# Dataset records start

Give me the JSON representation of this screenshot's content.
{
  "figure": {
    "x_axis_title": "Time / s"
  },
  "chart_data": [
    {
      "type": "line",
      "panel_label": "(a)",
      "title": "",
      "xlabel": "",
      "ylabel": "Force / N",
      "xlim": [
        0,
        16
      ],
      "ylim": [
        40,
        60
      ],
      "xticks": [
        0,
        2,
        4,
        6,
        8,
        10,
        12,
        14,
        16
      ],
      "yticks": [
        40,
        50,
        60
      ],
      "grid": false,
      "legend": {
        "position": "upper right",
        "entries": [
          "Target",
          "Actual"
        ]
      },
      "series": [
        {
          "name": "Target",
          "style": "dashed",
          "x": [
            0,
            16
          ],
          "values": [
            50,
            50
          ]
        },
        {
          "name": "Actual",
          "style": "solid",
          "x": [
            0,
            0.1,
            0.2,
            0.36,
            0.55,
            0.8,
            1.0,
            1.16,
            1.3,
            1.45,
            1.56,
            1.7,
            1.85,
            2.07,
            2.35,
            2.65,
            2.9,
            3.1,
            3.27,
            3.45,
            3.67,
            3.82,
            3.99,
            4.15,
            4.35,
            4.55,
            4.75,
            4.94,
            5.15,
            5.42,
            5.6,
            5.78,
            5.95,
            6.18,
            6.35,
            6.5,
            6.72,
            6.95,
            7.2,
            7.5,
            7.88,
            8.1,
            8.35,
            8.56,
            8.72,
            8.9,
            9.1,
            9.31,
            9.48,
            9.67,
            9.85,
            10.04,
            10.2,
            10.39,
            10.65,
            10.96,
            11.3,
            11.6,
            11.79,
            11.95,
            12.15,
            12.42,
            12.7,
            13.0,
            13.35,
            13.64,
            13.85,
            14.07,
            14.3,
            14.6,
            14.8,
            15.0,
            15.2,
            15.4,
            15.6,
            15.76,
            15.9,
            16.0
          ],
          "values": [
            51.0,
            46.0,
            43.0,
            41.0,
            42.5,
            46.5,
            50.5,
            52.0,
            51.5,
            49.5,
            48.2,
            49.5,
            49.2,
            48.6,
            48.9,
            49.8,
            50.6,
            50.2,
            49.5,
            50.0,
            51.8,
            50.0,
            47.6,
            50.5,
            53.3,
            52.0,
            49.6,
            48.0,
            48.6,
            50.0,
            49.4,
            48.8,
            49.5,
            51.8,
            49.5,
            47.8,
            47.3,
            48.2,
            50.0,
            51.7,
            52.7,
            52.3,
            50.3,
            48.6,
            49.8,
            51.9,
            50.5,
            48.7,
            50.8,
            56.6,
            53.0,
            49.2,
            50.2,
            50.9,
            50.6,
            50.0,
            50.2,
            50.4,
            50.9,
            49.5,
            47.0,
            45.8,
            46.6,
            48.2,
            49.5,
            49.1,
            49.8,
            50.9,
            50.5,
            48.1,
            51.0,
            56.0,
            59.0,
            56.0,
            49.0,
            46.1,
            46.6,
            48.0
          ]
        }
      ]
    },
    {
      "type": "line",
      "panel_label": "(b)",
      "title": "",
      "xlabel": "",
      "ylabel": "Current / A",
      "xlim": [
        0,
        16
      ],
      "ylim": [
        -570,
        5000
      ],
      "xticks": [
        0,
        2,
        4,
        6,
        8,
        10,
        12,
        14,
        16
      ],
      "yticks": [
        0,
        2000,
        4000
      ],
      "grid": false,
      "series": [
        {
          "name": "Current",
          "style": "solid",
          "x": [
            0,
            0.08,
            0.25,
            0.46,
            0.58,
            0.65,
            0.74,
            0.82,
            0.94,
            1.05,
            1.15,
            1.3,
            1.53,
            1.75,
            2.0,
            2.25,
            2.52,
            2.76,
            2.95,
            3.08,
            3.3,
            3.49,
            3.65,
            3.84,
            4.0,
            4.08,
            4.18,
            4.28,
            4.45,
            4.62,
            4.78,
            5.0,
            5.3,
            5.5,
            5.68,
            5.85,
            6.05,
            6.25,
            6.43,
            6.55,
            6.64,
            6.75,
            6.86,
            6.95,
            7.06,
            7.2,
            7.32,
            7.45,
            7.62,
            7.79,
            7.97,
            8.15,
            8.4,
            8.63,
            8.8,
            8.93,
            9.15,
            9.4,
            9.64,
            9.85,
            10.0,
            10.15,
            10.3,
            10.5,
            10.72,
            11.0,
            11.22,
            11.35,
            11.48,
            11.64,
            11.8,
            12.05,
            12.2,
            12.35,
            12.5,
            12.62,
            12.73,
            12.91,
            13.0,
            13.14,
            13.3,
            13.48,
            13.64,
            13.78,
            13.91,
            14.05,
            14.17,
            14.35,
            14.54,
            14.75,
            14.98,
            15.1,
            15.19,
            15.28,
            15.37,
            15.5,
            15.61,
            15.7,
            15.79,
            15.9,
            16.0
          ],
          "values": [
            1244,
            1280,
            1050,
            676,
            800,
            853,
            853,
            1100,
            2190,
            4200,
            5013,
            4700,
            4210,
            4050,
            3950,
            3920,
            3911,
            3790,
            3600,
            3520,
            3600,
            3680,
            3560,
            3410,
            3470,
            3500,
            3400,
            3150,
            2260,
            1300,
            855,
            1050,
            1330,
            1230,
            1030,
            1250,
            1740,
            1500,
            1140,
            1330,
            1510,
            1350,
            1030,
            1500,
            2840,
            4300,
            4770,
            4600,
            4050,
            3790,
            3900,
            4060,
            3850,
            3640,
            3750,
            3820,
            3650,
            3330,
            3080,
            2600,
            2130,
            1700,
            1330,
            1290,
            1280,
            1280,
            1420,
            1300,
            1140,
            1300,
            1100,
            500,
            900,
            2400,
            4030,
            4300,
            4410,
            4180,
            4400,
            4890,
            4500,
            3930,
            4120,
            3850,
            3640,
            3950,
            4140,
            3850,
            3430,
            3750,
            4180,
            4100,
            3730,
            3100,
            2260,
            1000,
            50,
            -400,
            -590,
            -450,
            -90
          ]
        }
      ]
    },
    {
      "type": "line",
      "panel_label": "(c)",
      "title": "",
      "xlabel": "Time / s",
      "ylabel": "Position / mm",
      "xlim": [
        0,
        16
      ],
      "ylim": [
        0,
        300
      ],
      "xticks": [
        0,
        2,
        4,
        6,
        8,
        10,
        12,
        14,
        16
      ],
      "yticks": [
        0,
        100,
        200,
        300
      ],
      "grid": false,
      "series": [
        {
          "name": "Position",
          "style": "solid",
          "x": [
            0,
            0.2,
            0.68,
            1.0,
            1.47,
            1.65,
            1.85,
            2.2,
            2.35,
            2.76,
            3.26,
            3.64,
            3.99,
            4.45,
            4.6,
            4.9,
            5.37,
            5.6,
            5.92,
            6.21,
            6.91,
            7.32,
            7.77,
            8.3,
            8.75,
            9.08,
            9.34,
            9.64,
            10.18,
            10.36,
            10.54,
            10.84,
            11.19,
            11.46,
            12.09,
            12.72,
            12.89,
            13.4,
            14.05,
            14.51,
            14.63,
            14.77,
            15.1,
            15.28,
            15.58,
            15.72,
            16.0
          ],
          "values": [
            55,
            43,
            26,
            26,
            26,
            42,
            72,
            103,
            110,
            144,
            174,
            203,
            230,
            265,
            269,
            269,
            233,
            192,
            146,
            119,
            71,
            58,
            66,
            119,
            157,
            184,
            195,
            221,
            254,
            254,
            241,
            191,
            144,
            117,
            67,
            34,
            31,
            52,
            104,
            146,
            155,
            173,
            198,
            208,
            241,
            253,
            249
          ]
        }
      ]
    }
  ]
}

# Dataset records end

_Prompt_.
Copy every line that includes the string "ylabel" from the material above.

_The response_.
      "ylabel": "Force / N",
      "ylabel": "Current / A",
      "ylabel": "Position / mm",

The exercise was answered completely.